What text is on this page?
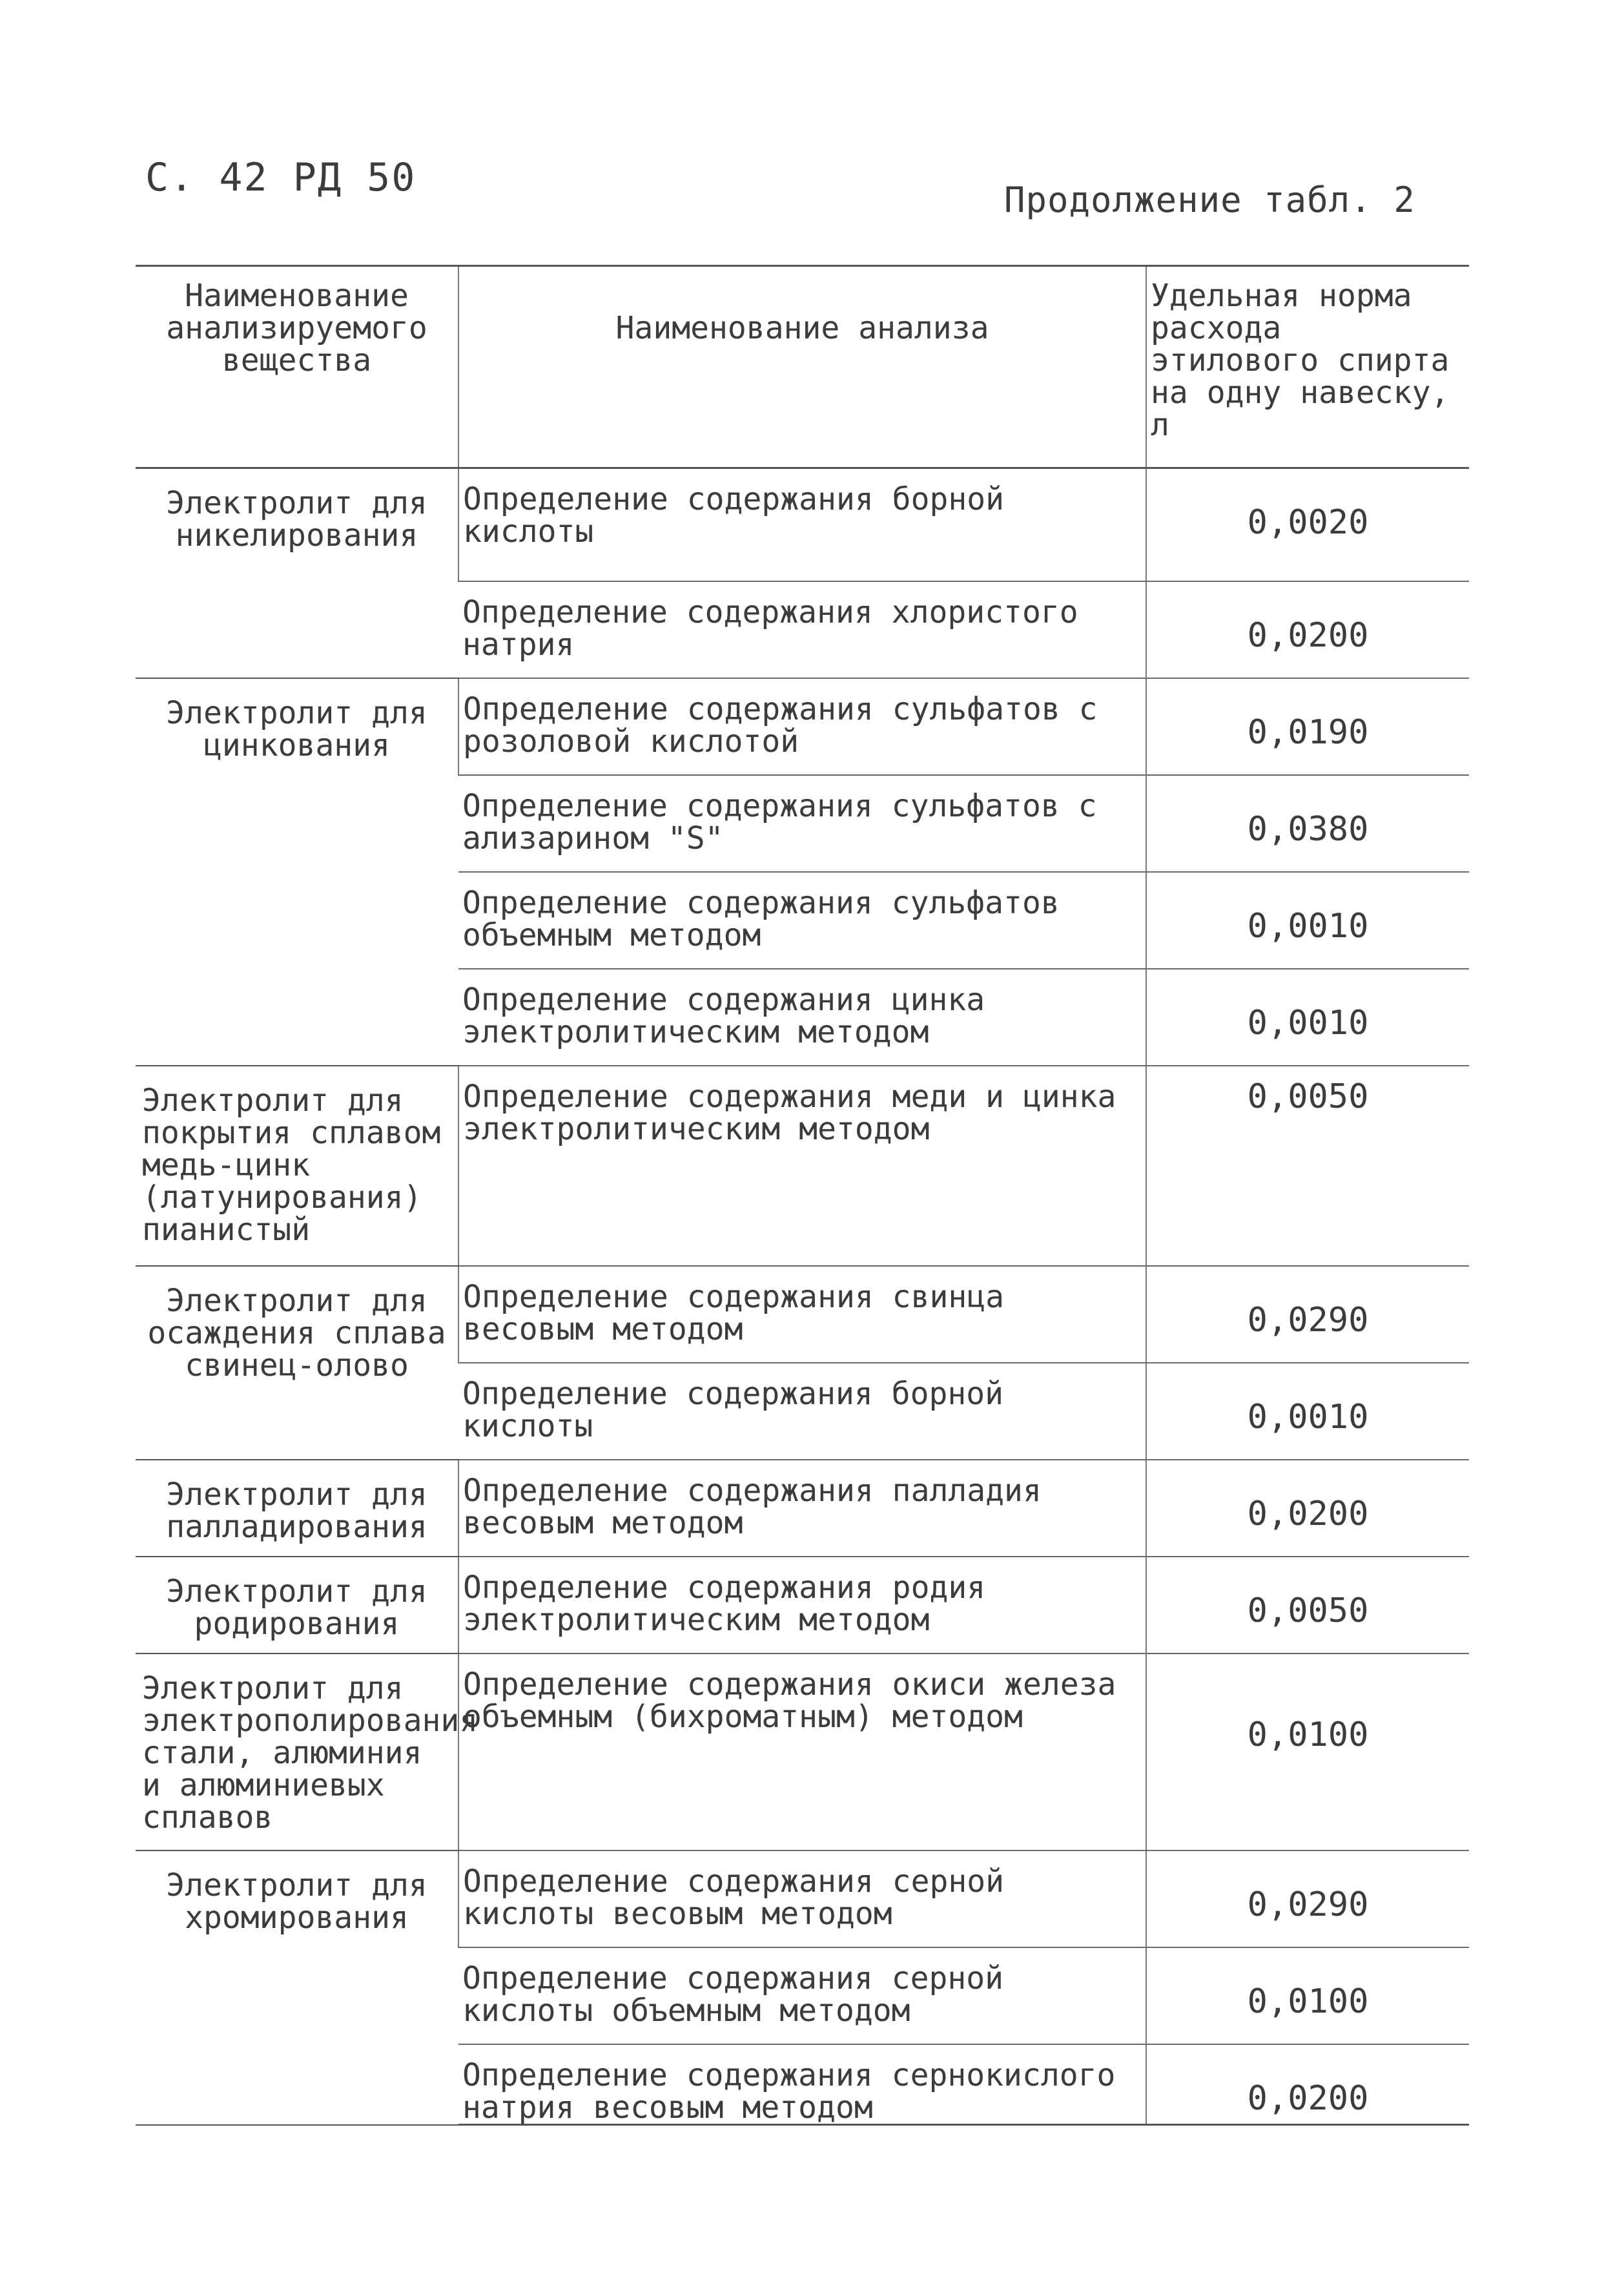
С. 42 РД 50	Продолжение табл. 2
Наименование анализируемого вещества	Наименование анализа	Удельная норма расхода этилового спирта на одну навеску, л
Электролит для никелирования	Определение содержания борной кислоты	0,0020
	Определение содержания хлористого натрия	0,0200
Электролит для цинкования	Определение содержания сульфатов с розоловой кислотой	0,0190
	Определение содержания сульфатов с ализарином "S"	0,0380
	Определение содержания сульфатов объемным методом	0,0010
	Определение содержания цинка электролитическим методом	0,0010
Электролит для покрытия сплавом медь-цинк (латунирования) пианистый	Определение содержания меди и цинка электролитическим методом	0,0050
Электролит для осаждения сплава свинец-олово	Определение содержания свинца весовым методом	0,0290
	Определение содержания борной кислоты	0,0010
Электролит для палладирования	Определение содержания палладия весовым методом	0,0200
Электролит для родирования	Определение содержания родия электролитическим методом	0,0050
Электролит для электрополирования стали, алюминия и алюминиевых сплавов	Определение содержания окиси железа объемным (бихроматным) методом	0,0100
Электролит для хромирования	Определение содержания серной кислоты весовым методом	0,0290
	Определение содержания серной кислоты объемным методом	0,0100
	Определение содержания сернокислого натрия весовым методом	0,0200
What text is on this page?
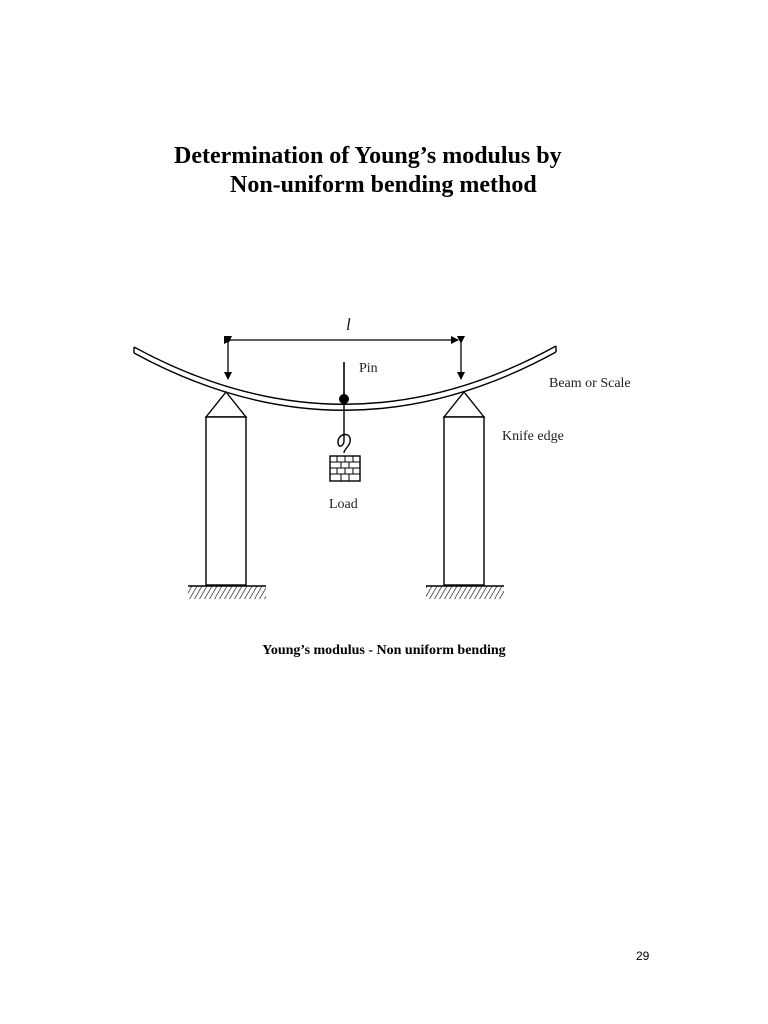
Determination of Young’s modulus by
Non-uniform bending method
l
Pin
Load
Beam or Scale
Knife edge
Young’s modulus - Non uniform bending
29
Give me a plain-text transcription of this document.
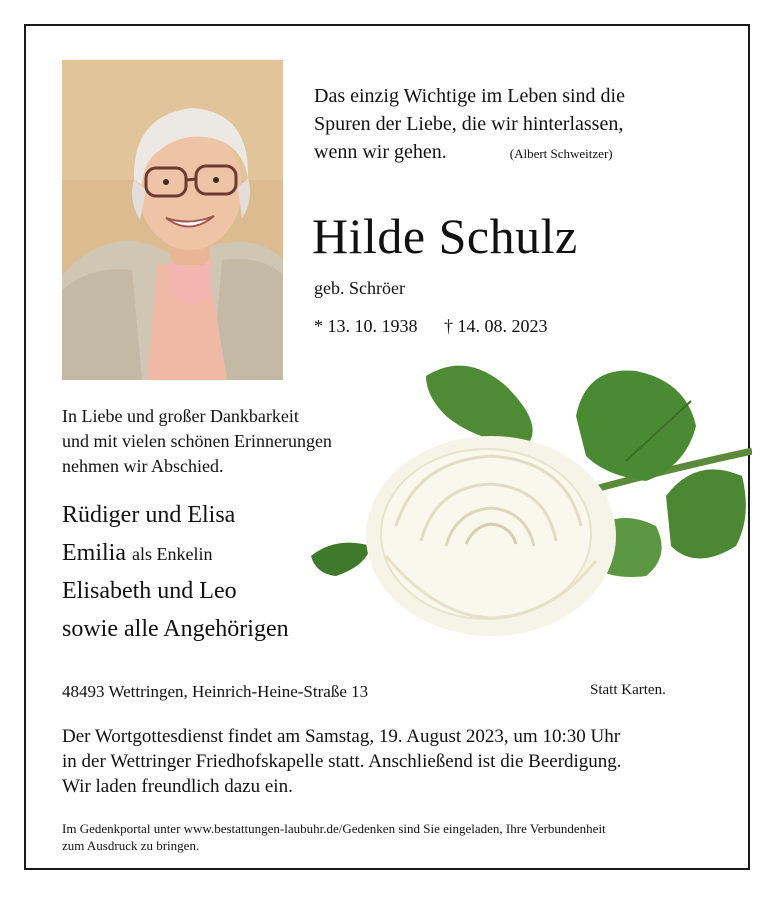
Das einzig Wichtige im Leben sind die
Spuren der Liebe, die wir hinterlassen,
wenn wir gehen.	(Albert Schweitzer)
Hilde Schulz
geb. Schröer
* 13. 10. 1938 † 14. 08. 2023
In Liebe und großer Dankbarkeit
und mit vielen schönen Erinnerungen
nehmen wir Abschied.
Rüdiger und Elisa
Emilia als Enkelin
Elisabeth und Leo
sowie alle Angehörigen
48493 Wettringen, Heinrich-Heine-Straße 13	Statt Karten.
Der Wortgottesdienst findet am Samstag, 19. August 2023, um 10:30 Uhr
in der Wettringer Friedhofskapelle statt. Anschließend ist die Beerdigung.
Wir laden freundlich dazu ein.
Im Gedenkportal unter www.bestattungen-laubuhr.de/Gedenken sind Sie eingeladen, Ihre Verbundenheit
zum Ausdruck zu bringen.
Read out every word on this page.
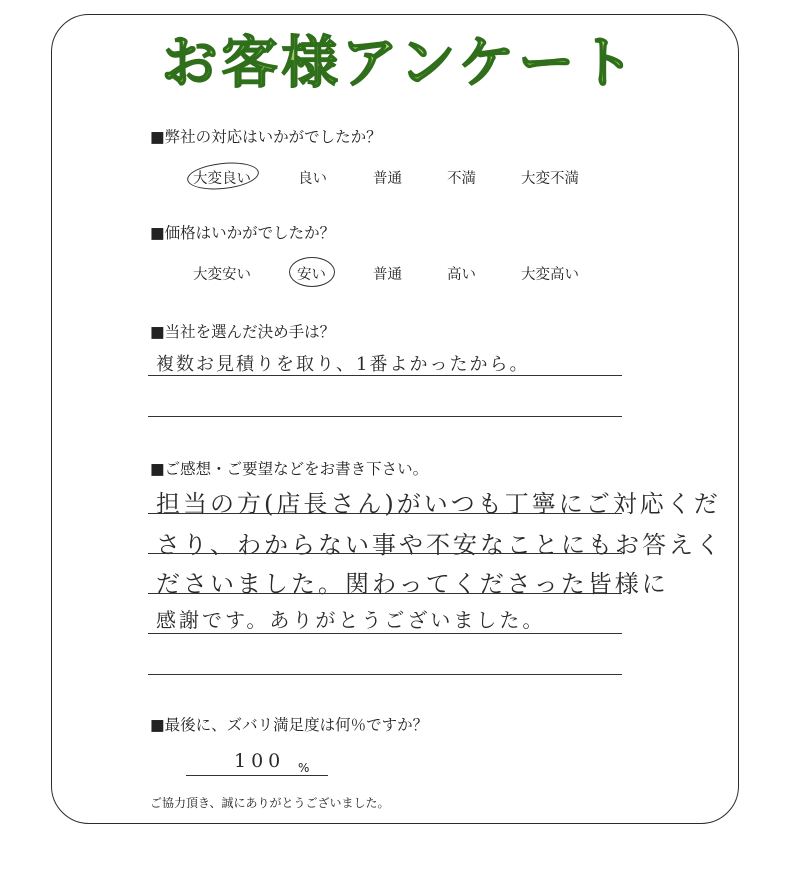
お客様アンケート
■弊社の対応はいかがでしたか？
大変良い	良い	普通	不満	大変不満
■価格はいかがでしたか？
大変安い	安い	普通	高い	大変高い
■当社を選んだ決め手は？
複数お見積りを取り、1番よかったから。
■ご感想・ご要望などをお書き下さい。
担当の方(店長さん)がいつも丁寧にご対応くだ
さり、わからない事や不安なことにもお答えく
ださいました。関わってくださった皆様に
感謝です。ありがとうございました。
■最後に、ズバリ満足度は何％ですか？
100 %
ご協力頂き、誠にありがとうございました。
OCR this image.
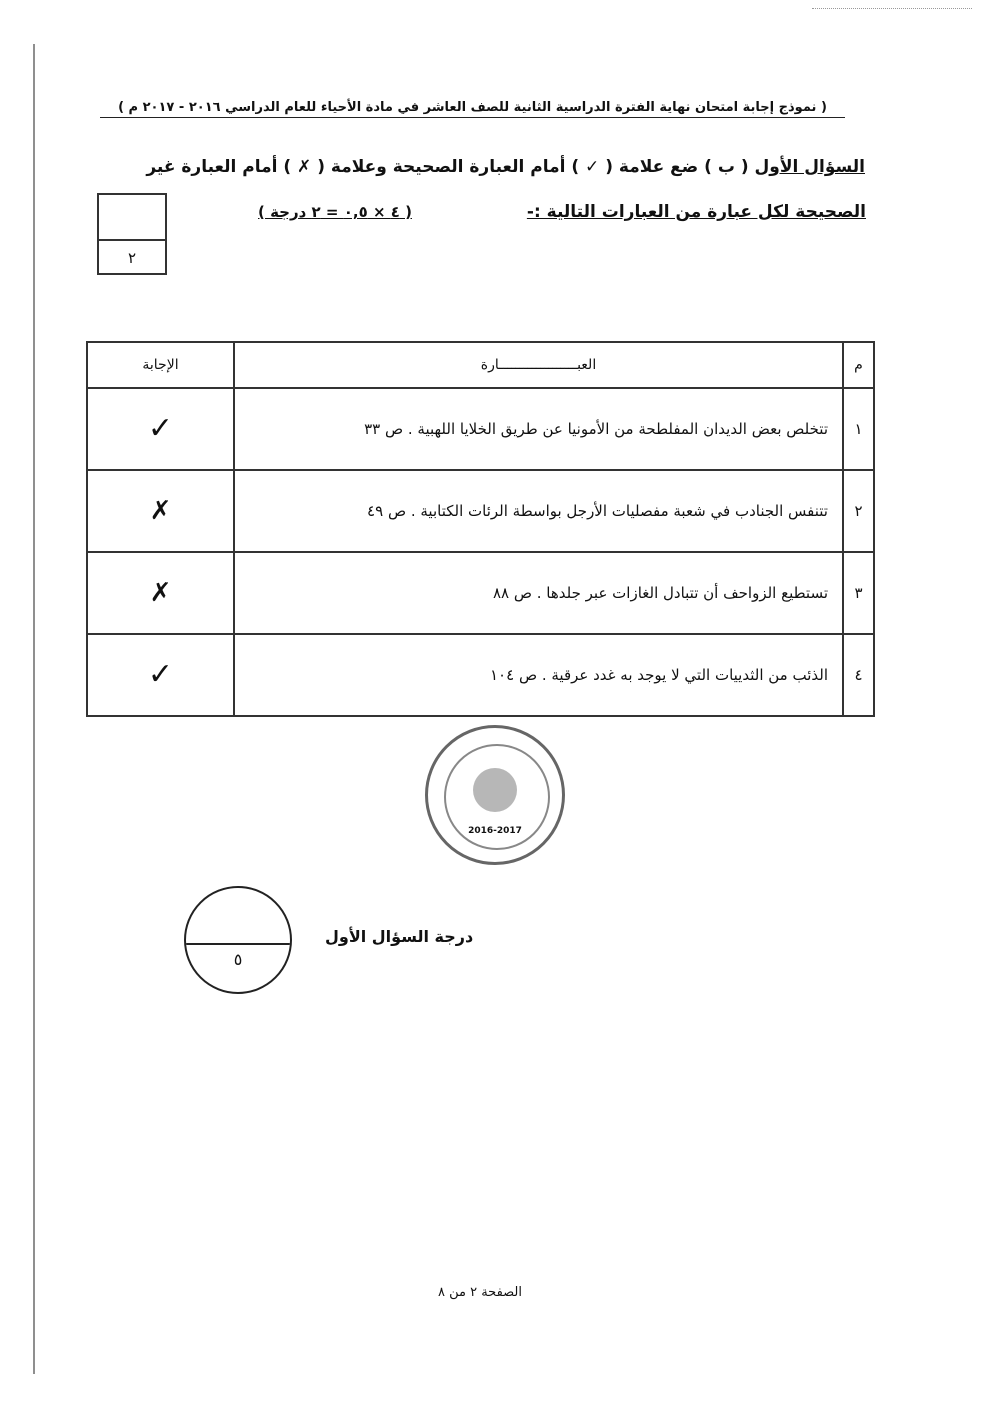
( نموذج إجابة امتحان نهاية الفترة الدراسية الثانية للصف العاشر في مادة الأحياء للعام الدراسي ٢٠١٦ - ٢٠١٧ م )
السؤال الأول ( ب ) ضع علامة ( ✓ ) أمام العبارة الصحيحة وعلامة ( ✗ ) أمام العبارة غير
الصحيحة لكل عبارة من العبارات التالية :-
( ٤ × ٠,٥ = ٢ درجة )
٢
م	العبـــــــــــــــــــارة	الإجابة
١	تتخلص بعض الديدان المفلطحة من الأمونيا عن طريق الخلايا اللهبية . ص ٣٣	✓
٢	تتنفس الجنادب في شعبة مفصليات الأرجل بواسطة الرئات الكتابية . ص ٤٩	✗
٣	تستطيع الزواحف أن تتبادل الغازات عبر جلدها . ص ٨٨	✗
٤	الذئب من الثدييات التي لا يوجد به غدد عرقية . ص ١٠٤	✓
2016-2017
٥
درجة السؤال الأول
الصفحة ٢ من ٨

----------

**Stated task**: Scan the records for the string "uniform". Copy each line in which it appears.

**Expected answer**:
Non-uniform bending method
Young’s modulus - Non uniform bending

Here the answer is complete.